What this task involves -> For the material that follows, list every line containing the word "quote".
#### Material for the task
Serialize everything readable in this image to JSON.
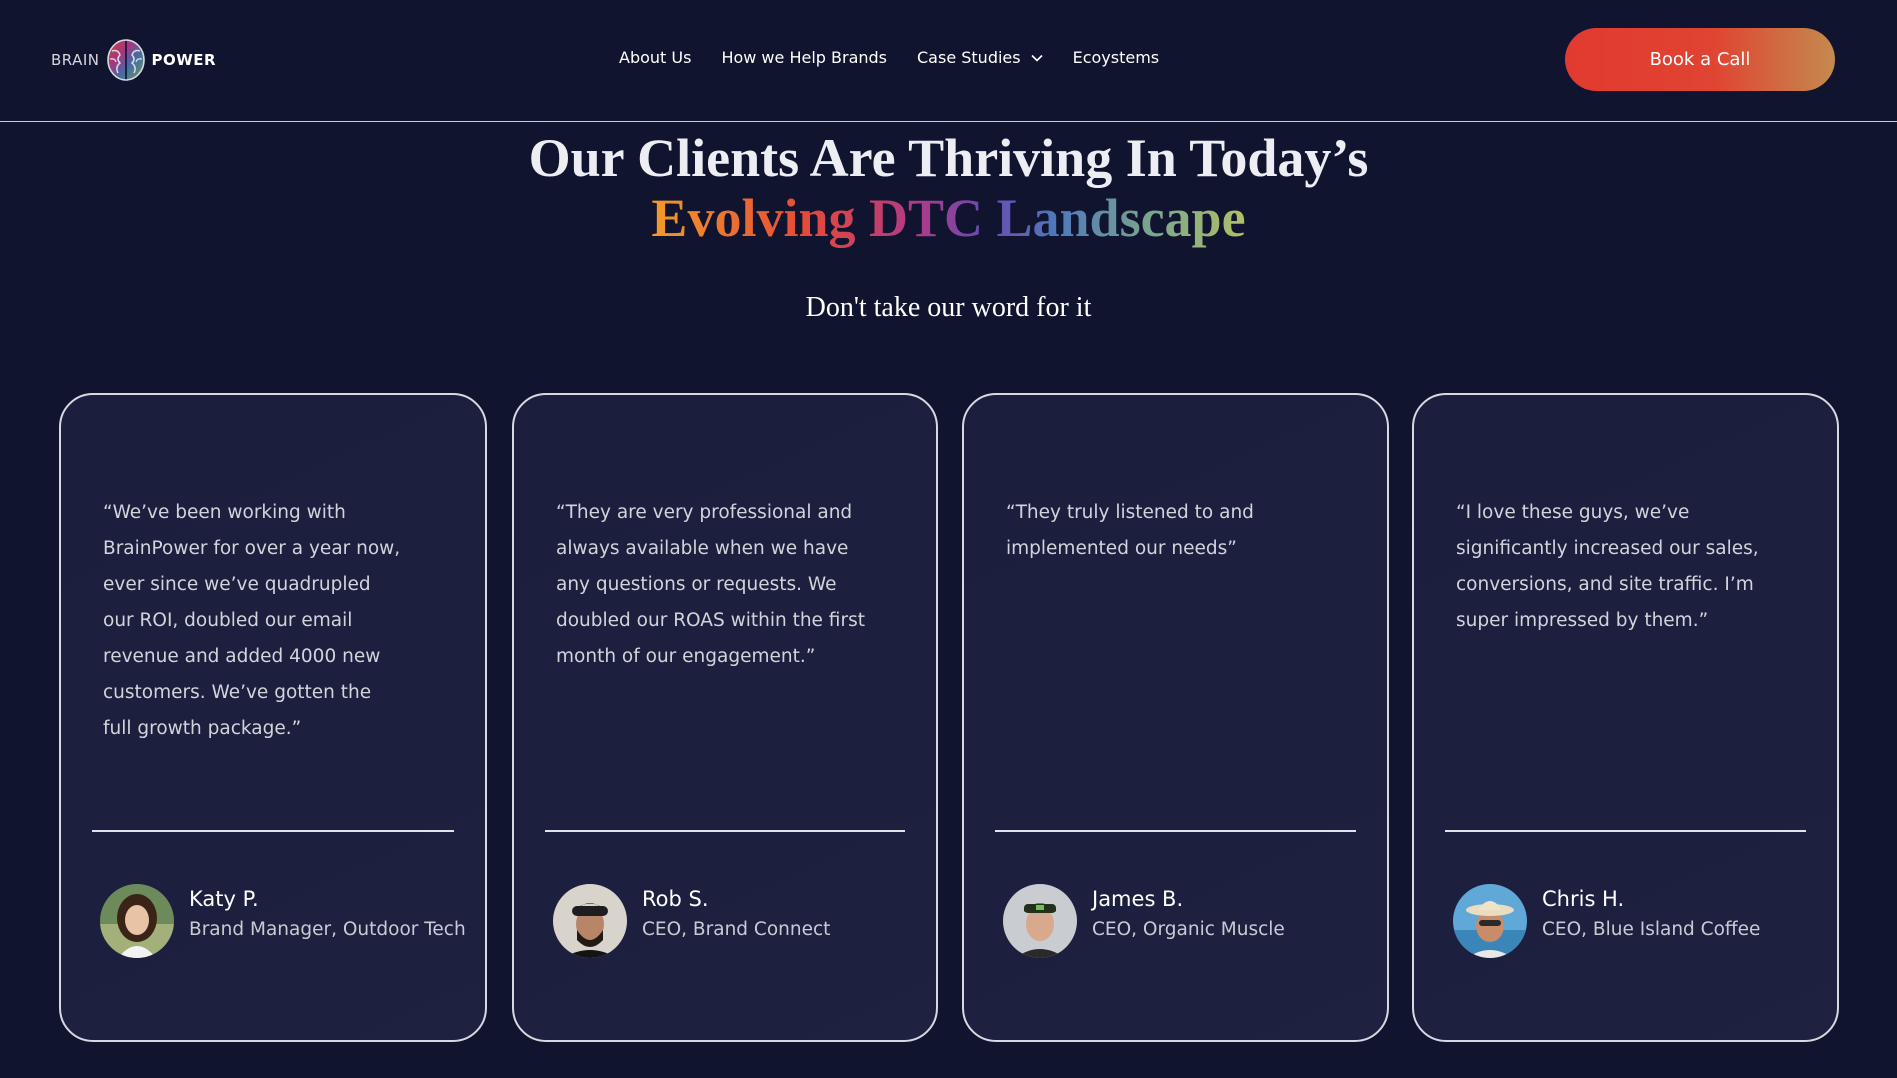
{
  "header": {
    "logo": {
      "word_left": "BRAIN",
      "word_right": "POWER",
      "icon": "brain-logo-icon"
    },
    "nav": [
      {
        "label": "About Us"
      },
      {
        "label": "How we Help Brands"
      },
      {
        "label": "Case Studies",
        "icon": "chevron-down-icon"
      },
      {
        "label": "Ecoystems"
      }
    ],
    "cta_label": "Book a Call"
  },
  "hero": {
    "line1": "Our Clients Are Thriving In Today’s",
    "line2": "Evolving DTC Landscape"
  },
  "subtitle": "Don't take our word for it",
  "testimonials": [
    {
      "quote": "“We’ve been working with BrainPower for over a year now, ever since we’ve quadrupled our ROI, doubled our email revenue and added 4000 new customers. We’ve gotten the full growth package.”",
      "name": "Katy P.",
      "role": "Brand Manager, Outdoor Tech"
    },
    {
      "quote": "“They are very professional and always available when we have any questions or requests. We doubled our ROAS within the first month of our engagement.”",
      "name": "Rob S.",
      "role": "CEO, Brand Connect"
    },
    {
      "quote": "“They truly listened to and implemented our needs”",
      "name": "James B.",
      "role": "CEO, Organic Muscle"
    },
    {
      "quote": "“I love these guys, we’ve significantly increased our sales, conversions, and site traffic. I’m super impressed by them.”",
      "name": "Chris H.",
      "role": "CEO, Blue Island Coffee"
    }
  ],
  "colors": {
    "background": "#10142e",
    "card_background": "#1c1f3e",
    "cta_start": "#e23a30",
    "cta_end": "#c48a4e",
    "gradient_orange": "#f29a2a",
    "gradient_red": "#e44a38",
    "gradient_purple": "#6a4ab0",
    "gradient_blue": "#4f78bb",
    "gradient_green": "#b2c066"
  }
}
########
Task response ->
      "quote": "“We’ve been working with BrainPower for over a year now, ever since we’ve quadrupled our ROI, doubled our email revenue and added 4000 new customers. We’ve gotten the full growth package.”",
      "quote": "“They are very professional and always available when we have any questions or requests. We doubled our ROAS within the first month of our engagement.”",
      "quote": "“They truly listened to and implemented our needs”",
      "quote": "“I love these guys, we’ve significantly increased our sales, conversions, and site traffic. I’m super impressed by them.”",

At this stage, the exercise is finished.